### Problem description
Write out exactly the lines from the one containing "Transcribe the text in this document." through the last line of the records below, including both.

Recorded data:
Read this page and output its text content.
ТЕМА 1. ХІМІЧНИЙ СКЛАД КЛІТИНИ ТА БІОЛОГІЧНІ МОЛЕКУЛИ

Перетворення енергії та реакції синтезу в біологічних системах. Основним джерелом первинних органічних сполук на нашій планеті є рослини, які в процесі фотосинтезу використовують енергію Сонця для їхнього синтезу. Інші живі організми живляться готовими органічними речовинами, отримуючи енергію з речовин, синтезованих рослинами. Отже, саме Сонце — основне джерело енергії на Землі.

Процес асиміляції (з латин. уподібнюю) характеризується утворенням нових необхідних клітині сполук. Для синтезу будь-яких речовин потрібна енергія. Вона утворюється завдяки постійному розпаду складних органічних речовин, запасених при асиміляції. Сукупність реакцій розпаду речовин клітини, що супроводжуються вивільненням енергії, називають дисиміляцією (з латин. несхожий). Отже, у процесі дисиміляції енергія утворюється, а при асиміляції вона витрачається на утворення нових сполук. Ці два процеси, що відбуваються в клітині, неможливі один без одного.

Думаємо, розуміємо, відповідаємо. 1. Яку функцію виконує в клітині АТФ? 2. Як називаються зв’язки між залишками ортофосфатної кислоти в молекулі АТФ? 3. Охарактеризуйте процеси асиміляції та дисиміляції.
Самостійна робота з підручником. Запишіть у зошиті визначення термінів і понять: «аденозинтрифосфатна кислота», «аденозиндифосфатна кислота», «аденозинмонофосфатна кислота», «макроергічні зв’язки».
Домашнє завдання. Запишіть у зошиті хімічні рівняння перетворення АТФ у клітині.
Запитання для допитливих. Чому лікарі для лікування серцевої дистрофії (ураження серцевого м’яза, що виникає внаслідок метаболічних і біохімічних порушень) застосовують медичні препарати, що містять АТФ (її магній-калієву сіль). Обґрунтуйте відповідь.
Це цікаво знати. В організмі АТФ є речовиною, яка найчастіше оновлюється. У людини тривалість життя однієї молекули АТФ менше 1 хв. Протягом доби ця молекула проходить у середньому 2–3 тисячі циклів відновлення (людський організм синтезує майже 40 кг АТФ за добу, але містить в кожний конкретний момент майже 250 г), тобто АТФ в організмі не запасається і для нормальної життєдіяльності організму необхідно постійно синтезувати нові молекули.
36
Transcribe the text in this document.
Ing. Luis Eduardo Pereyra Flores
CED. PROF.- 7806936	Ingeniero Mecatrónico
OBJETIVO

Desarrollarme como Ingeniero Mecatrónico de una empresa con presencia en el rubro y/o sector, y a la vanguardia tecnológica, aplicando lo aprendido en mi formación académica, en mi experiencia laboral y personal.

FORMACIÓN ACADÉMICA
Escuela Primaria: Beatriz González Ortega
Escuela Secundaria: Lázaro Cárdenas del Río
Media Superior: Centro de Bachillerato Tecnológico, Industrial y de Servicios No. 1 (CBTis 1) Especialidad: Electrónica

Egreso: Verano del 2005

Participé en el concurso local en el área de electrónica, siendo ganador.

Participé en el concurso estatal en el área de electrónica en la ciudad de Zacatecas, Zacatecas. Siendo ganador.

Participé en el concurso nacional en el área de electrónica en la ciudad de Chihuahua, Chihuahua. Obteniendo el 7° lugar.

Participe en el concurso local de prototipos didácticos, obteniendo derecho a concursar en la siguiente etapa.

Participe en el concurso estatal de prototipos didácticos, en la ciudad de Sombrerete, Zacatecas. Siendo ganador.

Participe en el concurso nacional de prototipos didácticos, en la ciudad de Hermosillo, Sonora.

### Written solution
Transcribe the text in this document.
Ing. Luis Eduardo Pereyra Flores
CED. PROF.- 7806936	Ingeniero Mecatrónico
OBJETIVO

Desarrollarme como Ingeniero Mecatrónico de una empresa con presencia en el rubro y/o sector, y a la vanguardia tecnológica, aplicando lo aprendido en mi formación académica, en mi experiencia laboral y personal.

FORMACIÓN ACADÉMICA
Escuela Primaria: Beatriz González Ortega
Escuela Secundaria: Lázaro Cárdenas del Río
Media Superior: Centro de Bachillerato Tecnológico, Industrial y de Servicios No. 1 (CBTis 1) Especialidad: Electrónica

Egreso: Verano del 2005

Participé en el concurso local en el área de electrónica, siendo ganador.

Participé en el concurso estatal en el área de electrónica en la ciudad de Zacatecas, Zacatecas. Siendo ganador.

Participé en el concurso nacional en el área de electrónica en la ciudad de Chihuahua, Chihuahua. Obteniendo el 7° lugar.

Participe en el concurso local de prototipos didácticos, obteniendo derecho a concursar en la siguiente etapa.

Participe en el concurso estatal de prototipos didácticos, en la ciudad de Sombrerete, Zacatecas. Siendo ganador.

Participe en el concurso nacional de prototipos didácticos, en la ciudad de Hermosillo, Sonora.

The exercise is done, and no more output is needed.